Goal> From the entries below, copy every line that holds the word "title".

-------------------------

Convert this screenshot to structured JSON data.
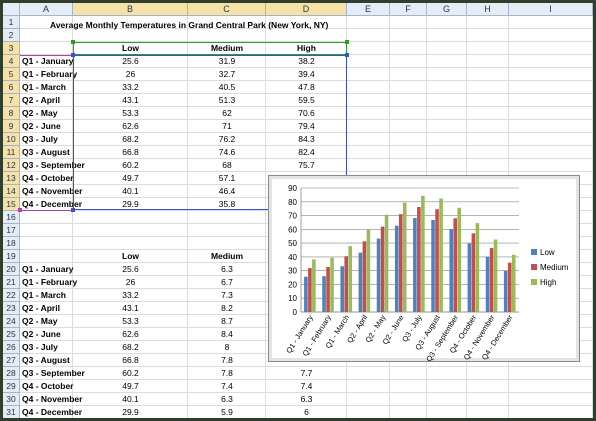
{
  "sheet": {
    "columns": [
      "A",
      "B",
      "C",
      "D",
      "E",
      "F",
      "G",
      "H",
      "I"
    ],
    "rows": [
      "1",
      "2",
      "3",
      "4",
      "5",
      "6",
      "7",
      "8",
      "9",
      "10",
      "11",
      "12",
      "13",
      "14",
      "15",
      "16",
      "17",
      "18",
      "19",
      "20",
      "21",
      "22",
      "23",
      "24",
      "25",
      "26",
      "27",
      "28",
      "29",
      "30",
      "31"
    ],
    "title": "Average Monthly Temperatures in Grand Central Park (New York, NY)",
    "table1": {
      "headers": [
        "Low",
        "Medium",
        "High"
      ],
      "rows": [
        {
          "label": "Q1 - January",
          "low": "25.6",
          "medium": "31.9",
          "high": "38.2"
        },
        {
          "label": "Q1 - February",
          "low": "26",
          "medium": "32.7",
          "high": "39.4"
        },
        {
          "label": "Q1 - March",
          "low": "33.2",
          "medium": "40.5",
          "high": "47.8"
        },
        {
          "label": "Q2 - April",
          "low": "43.1",
          "medium": "51.3",
          "high": "59.5"
        },
        {
          "label": "Q2 - May",
          "low": "53.3",
          "medium": "62",
          "high": "70.6"
        },
        {
          "label": "Q2 - June",
          "low": "62.6",
          "medium": "71",
          "high": "79.4"
        },
        {
          "label": "Q3 - July",
          "low": "68.2",
          "medium": "76.2",
          "high": "84.3"
        },
        {
          "label": "Q3 - August",
          "low": "66.8",
          "medium": "74.6",
          "high": "82.4"
        },
        {
          "label": "Q3 - September",
          "low": "60.2",
          "medium": "68",
          "high": "75.7"
        },
        {
          "label": "Q4 - October",
          "low": "49.7",
          "medium": "57.1",
          "high": ""
        },
        {
          "label": "Q4 - November",
          "low": "40.1",
          "medium": "46.4",
          "high": ""
        },
        {
          "label": "Q4 - December",
          "low": "29.9",
          "medium": "35.8",
          "high": ""
        }
      ]
    },
    "table2": {
      "headers": [
        "Low",
        "Medium"
      ],
      "rows": [
        {
          "label": "Q1 - January",
          "low": "25.6",
          "medium": "6.3",
          "high": ""
        },
        {
          "label": "Q1 - February",
          "low": "26",
          "medium": "6.7",
          "high": ""
        },
        {
          "label": "Q1 - March",
          "low": "33.2",
          "medium": "7.3",
          "high": ""
        },
        {
          "label": "Q2 - April",
          "low": "43.1",
          "medium": "8.2",
          "high": ""
        },
        {
          "label": "Q2 - May",
          "low": "53.3",
          "medium": "8.7",
          "high": ""
        },
        {
          "label": "Q2 - June",
          "low": "62.6",
          "medium": "8.4",
          "high": ""
        },
        {
          "label": "Q3 - July",
          "low": "68.2",
          "medium": "8",
          "high": ""
        },
        {
          "label": "Q3 - August",
          "low": "66.8",
          "medium": "7.8",
          "high": ""
        },
        {
          "label": "Q3 - September",
          "low": "60.2",
          "medium": "7.8",
          "high": "7.7"
        },
        {
          "label": "Q4 - October",
          "low": "49.7",
          "medium": "7.4",
          "high": "7.4"
        },
        {
          "label": "Q4 - November",
          "low": "40.1",
          "medium": "6.3",
          "high": "6.3"
        },
        {
          "label": "Q4 - December",
          "low": "29.9",
          "medium": "5.9",
          "high": "6"
        }
      ]
    }
  },
  "colors": {
    "header_bg": "#e6ecf5",
    "header_highlight": "#f6e2a8",
    "low": "#4f81bd",
    "medium": "#c0504d",
    "high": "#9bbb59"
  },
  "chart_data": {
    "type": "bar",
    "categories": [
      "Q1 - January",
      "Q1 - February",
      "Q1 - March",
      "Q2 - April",
      "Q2 - May",
      "Q2 - June",
      "Q3 - July",
      "Q3 - August",
      "Q3 - September",
      "Q4 - October",
      "Q4 - November",
      "Q4 - December"
    ],
    "series": [
      {
        "name": "Low",
        "values": [
          25.6,
          26,
          33.2,
          43.1,
          53.3,
          62.6,
          68.2,
          66.8,
          60.2,
          49.7,
          40.1,
          29.9
        ]
      },
      {
        "name": "Medium",
        "values": [
          31.9,
          32.7,
          40.5,
          51.3,
          62,
          71,
          76.2,
          74.6,
          68,
          57.1,
          46.4,
          35.8
        ]
      },
      {
        "name": "High",
        "values": [
          38.2,
          39.4,
          47.8,
          59.5,
          70.6,
          79.4,
          84.3,
          82.4,
          75.7,
          64.5,
          52.6,
          41.6
        ]
      }
    ],
    "title": "",
    "xlabel": "",
    "ylabel": "",
    "ylim": [
      0,
      90
    ],
    "yticks": [
      0,
      10,
      20,
      30,
      40,
      50,
      60,
      70,
      80,
      90
    ],
    "grid": true,
    "legend": "right"
  }
}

-------------------------

Response below>
    "title": "Average Monthly Temperatures in Grand Central Park (New York, NY)",
    "title": "",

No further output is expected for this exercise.